- [What needs to be done]:
Give back the entire listing verbatim.
⟨
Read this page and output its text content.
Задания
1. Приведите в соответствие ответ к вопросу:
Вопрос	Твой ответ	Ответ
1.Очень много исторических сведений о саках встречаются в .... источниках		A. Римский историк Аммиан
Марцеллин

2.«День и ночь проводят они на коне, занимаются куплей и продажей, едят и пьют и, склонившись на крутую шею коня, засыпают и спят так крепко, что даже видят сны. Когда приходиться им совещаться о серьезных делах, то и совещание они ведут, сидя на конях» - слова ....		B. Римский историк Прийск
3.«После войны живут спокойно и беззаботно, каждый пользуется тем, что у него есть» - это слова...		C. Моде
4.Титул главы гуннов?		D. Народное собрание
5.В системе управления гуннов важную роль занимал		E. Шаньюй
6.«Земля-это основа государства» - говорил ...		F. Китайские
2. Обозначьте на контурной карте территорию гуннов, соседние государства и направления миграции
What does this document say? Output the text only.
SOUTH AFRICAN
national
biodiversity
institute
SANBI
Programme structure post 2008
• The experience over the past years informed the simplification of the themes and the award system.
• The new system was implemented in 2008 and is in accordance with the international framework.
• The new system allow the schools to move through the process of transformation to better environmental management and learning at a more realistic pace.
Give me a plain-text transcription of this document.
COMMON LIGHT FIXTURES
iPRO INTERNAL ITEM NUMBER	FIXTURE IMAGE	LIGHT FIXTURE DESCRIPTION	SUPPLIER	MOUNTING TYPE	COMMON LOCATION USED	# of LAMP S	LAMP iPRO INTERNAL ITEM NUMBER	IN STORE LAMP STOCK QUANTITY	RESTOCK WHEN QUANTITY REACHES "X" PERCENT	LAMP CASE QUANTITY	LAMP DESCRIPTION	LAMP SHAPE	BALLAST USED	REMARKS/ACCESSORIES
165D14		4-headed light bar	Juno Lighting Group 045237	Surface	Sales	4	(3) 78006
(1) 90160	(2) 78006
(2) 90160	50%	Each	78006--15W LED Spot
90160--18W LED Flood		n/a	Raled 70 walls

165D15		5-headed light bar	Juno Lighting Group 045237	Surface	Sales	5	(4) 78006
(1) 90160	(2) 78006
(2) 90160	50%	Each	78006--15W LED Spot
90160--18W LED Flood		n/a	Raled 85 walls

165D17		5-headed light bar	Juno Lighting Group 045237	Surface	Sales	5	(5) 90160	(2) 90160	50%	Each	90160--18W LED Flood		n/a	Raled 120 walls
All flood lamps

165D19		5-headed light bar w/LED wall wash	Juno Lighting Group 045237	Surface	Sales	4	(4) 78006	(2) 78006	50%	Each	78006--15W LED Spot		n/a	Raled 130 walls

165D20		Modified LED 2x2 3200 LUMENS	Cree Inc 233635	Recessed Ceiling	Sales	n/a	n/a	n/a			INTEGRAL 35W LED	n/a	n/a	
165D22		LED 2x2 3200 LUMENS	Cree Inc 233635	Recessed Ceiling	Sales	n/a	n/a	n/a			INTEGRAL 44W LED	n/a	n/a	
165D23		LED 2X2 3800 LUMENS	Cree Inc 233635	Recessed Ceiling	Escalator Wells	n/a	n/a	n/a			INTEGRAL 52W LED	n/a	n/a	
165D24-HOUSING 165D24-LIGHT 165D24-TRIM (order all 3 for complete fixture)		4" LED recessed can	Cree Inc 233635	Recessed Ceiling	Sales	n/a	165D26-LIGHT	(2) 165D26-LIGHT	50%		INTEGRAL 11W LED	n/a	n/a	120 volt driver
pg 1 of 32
⟩
- [Response]:
Read this page and output its text content.
Задания
1. Приведите в соответствие ответ к вопросу:
Вопрос	Твой ответ	Ответ
1.Очень много исторических сведений о саках встречаются в .... источниках		A. Римский историк Аммиан
Марцеллин

2.«День и ночь проводят они на коне, занимаются куплей и продажей, едят и пьют и, склонившись на крутую шею коня, засыпают и спят так крепко, что даже видят сны. Когда приходиться им совещаться о серьезных делах, то и совещание они ведут, сидя на конях» - слова ....		B. Римский историк Прийск
3.«После войны живут спокойно и беззаботно, каждый пользуется тем, что у него есть» - это слова...		C. Моде
4.Титул главы гуннов?		D. Народное собрание
5.В системе управления гуннов важную роль занимал		E. Шаньюй
6.«Земля-это основа государства» - говорил ...		F. Китайские
2. Обозначьте на контурной карте территорию гуннов, соседние государства и направления миграции
What does this document say? Output the text only.
SOUTH AFRICAN
national
biodiversity
institute
SANBI
Programme structure post 2008
• The experience over the past years informed the simplification of the themes and the award system.
• The new system was implemented in 2008 and is in accordance with the international framework.
• The new system allow the schools to move through the process of transformation to better environmental management and learning at a more realistic pace.
Give me a plain-text transcription of this document.
COMMON LIGHT FIXTURES
iPRO INTERNAL ITEM NUMBER	FIXTURE IMAGE	LIGHT FIXTURE DESCRIPTION	SUPPLIER	MOUNTING TYPE	COMMON LOCATION USED	# of LAMP S	LAMP iPRO INTERNAL ITEM NUMBER	IN STORE LAMP STOCK QUANTITY	RESTOCK WHEN QUANTITY REACHES "X" PERCENT	LAMP CASE QUANTITY	LAMP DESCRIPTION	LAMP SHAPE	BALLAST USED	REMARKS/ACCESSORIES
165D14		4-headed light bar	Juno Lighting Group 045237	Surface	Sales	4	(3) 78006
(1) 90160	(2) 78006
(2) 90160	50%	Each	78006--15W LED Spot
90160--18W LED Flood		n/a	Raled 70 walls

165D15		5-headed light bar	Juno Lighting Group 045237	Surface	Sales	5	(4) 78006
(1) 90160	(2) 78006
(2) 90160	50%	Each	78006--15W LED Spot
90160--18W LED Flood		n/a	Raled 85 walls

165D17		5-headed light bar	Juno Lighting Group 045237	Surface	Sales	5	(5) 90160	(2) 90160	50%	Each	90160--18W LED Flood		n/a	Raled 120 walls
All flood lamps

165D19		5-headed light bar w/LED wall wash	Juno Lighting Group 045237	Surface	Sales	4	(4) 78006	(2) 78006	50%	Each	78006--15W LED Spot		n/a	Raled 130 walls

165D20		Modified LED 2x2 3200 LUMENS	Cree Inc 233635	Recessed Ceiling	Sales	n/a	n/a	n/a			INTEGRAL 35W LED	n/a	n/a	
165D22		LED 2x2 3200 LUMENS	Cree Inc 233635	Recessed Ceiling	Sales	n/a	n/a	n/a			INTEGRAL 44W LED	n/a	n/a	
165D23		LED 2X2 3800 LUMENS	Cree Inc 233635	Recessed Ceiling	Escalator Wells	n/a	n/a	n/a			INTEGRAL 52W LED	n/a	n/a	
165D24-HOUSING 165D24-LIGHT 165D24-TRIM (order all 3 for complete fixture)		4" LED recessed can	Cree Inc 233635	Recessed Ceiling	Sales	n/a	165D26-LIGHT	(2) 165D26-LIGHT	50%		INTEGRAL 11W LED	n/a	n/a	120 volt driver
pg 1 of 32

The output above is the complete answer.